> OBJECTIVE
Pull out every line below holding the word "начало".

> Collected data
◇ ◇ ◇ ◇ ◇ ◇ ◇

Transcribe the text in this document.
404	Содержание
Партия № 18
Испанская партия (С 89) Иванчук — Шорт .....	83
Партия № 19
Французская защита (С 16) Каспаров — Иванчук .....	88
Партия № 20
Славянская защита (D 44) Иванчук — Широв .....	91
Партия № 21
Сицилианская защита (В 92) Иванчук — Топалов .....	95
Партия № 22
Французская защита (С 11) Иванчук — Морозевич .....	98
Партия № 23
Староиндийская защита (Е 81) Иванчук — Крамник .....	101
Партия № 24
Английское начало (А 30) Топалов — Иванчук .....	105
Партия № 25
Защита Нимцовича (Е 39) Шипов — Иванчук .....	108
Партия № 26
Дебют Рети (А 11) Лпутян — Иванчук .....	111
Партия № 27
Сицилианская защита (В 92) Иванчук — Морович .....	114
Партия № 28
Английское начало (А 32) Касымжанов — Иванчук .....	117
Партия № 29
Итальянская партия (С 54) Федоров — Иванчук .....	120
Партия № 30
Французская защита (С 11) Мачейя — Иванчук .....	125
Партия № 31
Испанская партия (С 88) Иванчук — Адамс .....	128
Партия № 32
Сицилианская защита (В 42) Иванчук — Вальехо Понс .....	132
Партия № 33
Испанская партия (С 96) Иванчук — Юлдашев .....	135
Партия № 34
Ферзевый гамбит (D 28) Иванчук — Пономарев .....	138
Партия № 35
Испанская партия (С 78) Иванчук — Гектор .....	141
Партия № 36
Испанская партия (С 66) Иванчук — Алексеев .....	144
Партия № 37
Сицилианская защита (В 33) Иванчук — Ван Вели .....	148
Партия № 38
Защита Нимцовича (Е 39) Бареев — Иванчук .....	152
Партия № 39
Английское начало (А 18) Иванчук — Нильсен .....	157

◇ ◇ ◇ ◇ ◇ ◇ ◇

> REPLY
Английское начало (А 30) Топалов — Иванчук .....	105
Английское начало (А 32) Касымжанов — Иванчук .....	117
Английское начало (А 18) Иванчук — Нильсен .....	157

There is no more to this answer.